● **WRITTEN TASK**
From the records below, copy every line that contains the word "this".

● **EXTRACTED DATA**
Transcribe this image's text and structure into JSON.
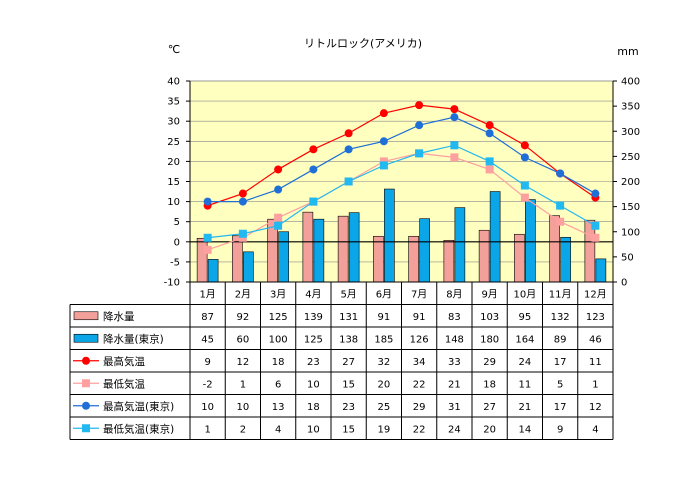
{
  "chart_data": {
    "type": "bar",
    "title": "リトルロック(アメリカ)",
    "ylabel_left": "℃",
    "ylabel_right": "mm",
    "ylim_left": [
      -10,
      40
    ],
    "ylim_right": [
      0,
      400
    ],
    "yticks_left": [
      "40",
      "35",
      "30",
      "25",
      "20",
      "15",
      "10",
      "5",
      "0",
      "-5",
      "-10"
    ],
    "yticks_right": [
      "400",
      "350",
      "300",
      "250",
      "200",
      "150",
      "100",
      "50",
      "0"
    ],
    "grid": true,
    "legend_placement": "table-below",
    "categories": [
      "1月",
      "2月",
      "3月",
      "4月",
      "5月",
      "6月",
      "7月",
      "8月",
      "9月",
      "10月",
      "11月",
      "12月"
    ],
    "series": [
      {
        "name": "降水量",
        "kind": "bar",
        "axis": "right",
        "color": "#f4a09a",
        "values": [
          87,
          92,
          125,
          139,
          131,
          91,
          91,
          83,
          103,
          95,
          132,
          123
        ]
      },
      {
        "name": "降水量(東京)",
        "kind": "bar",
        "axis": "right",
        "color": "#0aa6e8",
        "values": [
          45,
          60,
          100,
          125,
          138,
          185,
          126,
          148,
          180,
          164,
          89,
          46
        ]
      },
      {
        "name": "最高気温",
        "kind": "line",
        "marker": "circle",
        "axis": "left",
        "color": "#ff0000",
        "values": [
          9,
          12,
          18,
          23,
          27,
          32,
          34,
          33,
          29,
          24,
          17,
          11
        ]
      },
      {
        "name": "最低気温",
        "kind": "line",
        "marker": "square",
        "axis": "left",
        "color": "#ffa0a0",
        "values": [
          -2,
          1,
          6,
          10,
          15,
          20,
          22,
          21,
          18,
          11,
          5,
          1
        ]
      },
      {
        "name": "最高気温(東京)",
        "kind": "line",
        "marker": "circle",
        "axis": "left",
        "color": "#1f6fd6",
        "values": [
          10,
          10,
          13,
          18,
          23,
          25,
          29,
          31,
          27,
          21,
          17,
          12
        ]
      },
      {
        "name": "最低気温(東京)",
        "kind": "line",
        "marker": "square",
        "axis": "left",
        "color": "#22b8f0",
        "values": [
          1,
          2,
          4,
          10,
          15,
          19,
          22,
          24,
          20,
          14,
          9,
          4
        ]
      }
    ],
    "colors": {
      "plot_bg": "#ffffc0",
      "grid": "#8a8a8a",
      "bar_border": "#000000",
      "zero_line": "#000000"
    }
  }
}
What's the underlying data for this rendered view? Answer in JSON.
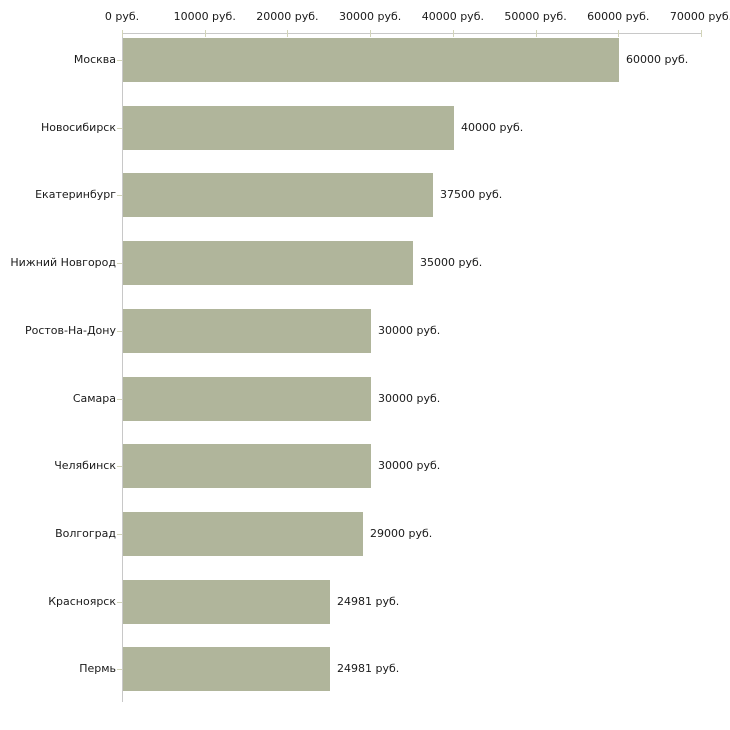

● **REPLY**
Transcribe this image's text and structure into JSON.
What's the underlying data for this rendered view? Answer in JSON.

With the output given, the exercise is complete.